(Dataset records)
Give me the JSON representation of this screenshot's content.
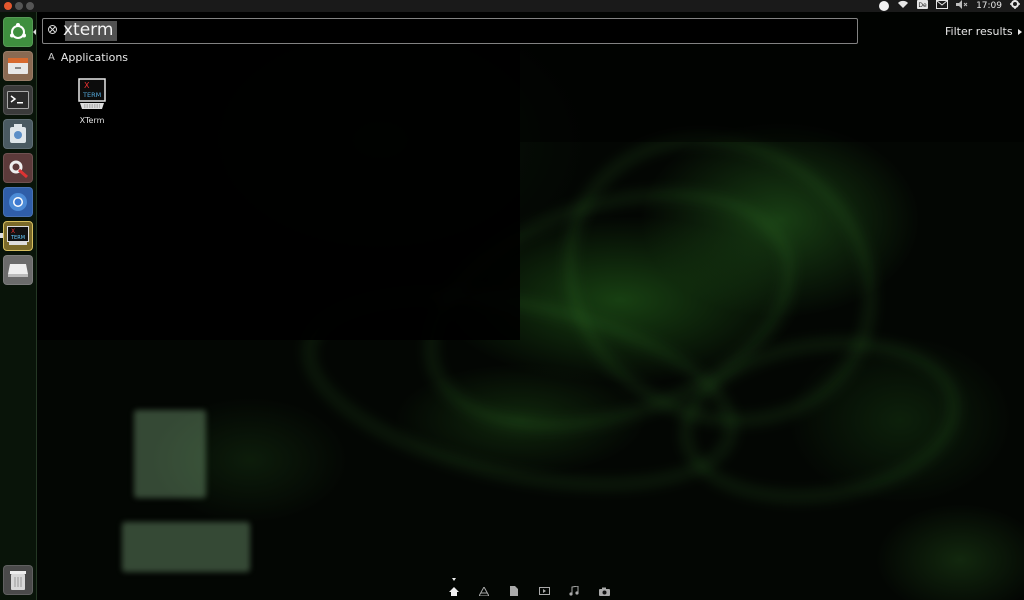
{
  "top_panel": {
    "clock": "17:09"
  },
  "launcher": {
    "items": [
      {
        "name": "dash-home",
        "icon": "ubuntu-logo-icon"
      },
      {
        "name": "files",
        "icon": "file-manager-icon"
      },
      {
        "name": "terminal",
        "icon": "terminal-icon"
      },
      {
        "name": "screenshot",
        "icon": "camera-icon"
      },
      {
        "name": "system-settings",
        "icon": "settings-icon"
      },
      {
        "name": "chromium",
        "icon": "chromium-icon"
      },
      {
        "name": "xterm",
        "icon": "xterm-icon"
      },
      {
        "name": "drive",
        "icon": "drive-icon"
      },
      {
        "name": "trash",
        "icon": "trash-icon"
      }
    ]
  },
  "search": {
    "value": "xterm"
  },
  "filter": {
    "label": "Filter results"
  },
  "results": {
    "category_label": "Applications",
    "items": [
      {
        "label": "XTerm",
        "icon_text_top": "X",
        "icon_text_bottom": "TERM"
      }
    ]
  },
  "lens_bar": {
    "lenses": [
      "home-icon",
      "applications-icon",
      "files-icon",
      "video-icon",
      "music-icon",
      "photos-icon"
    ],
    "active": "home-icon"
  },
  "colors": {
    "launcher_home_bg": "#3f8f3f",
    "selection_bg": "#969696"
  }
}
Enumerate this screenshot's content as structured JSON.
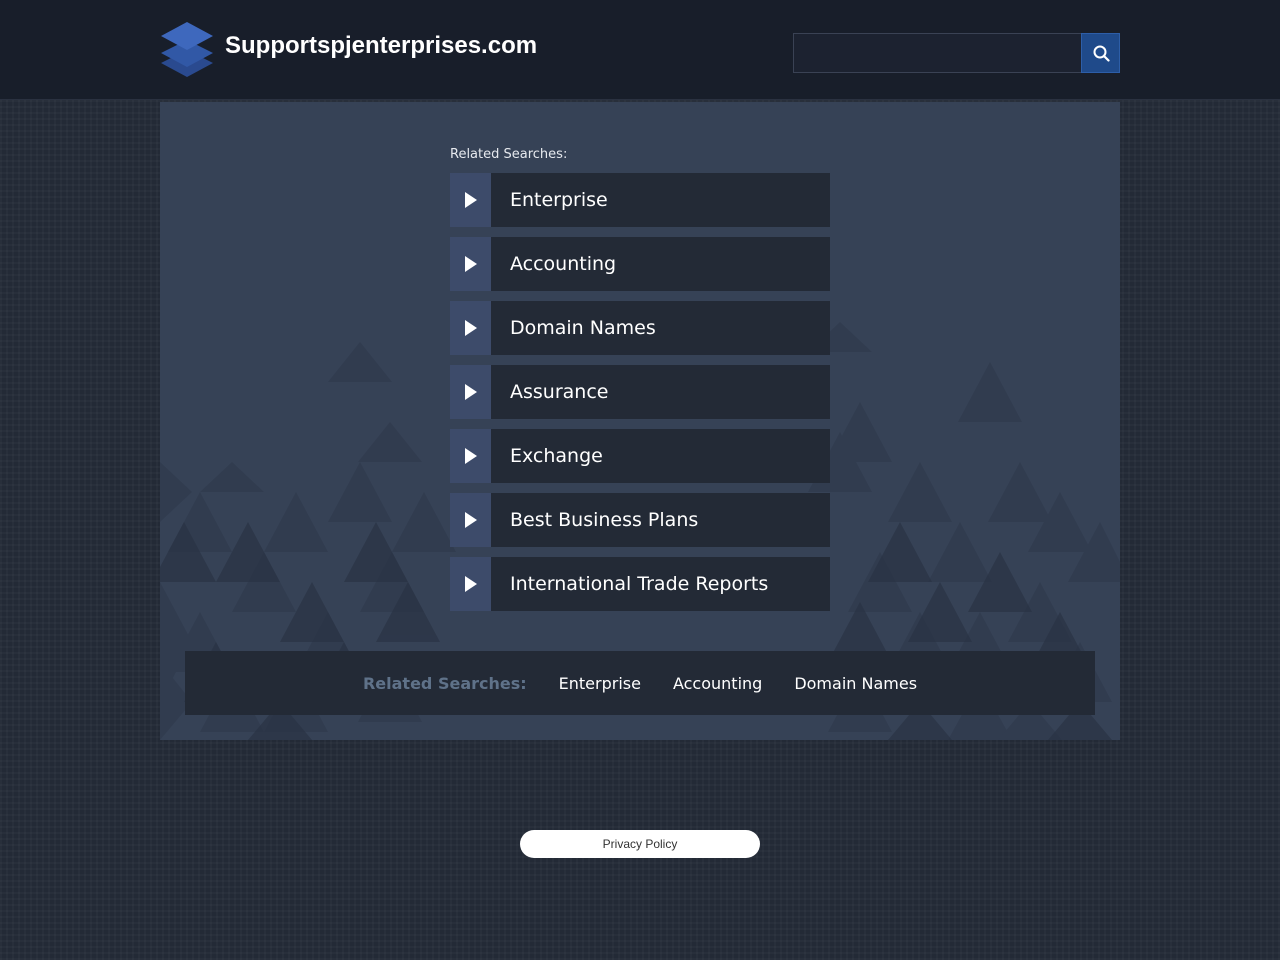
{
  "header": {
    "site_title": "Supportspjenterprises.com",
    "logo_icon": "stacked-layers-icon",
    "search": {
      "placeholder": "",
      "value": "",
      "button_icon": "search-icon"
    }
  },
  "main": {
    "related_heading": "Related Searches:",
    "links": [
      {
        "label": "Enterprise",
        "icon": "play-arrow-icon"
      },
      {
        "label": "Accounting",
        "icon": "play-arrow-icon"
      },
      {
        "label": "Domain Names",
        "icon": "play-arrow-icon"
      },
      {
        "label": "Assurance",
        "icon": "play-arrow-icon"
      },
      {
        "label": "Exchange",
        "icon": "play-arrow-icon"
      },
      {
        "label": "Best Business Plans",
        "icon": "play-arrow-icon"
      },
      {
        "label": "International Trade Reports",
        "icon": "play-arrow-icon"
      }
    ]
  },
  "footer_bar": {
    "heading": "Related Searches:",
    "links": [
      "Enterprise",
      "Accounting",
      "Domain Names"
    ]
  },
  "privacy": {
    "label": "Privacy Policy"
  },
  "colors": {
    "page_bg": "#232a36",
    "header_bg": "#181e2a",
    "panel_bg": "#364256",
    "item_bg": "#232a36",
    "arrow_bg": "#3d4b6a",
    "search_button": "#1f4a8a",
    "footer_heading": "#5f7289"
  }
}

**OBJECTIVE:** Search the data above for lines holding "Searches" and copy each of them.

**FINISHED ANSWER:**
    "related_heading": "Related Searches:",
    "heading": "Related Searches:",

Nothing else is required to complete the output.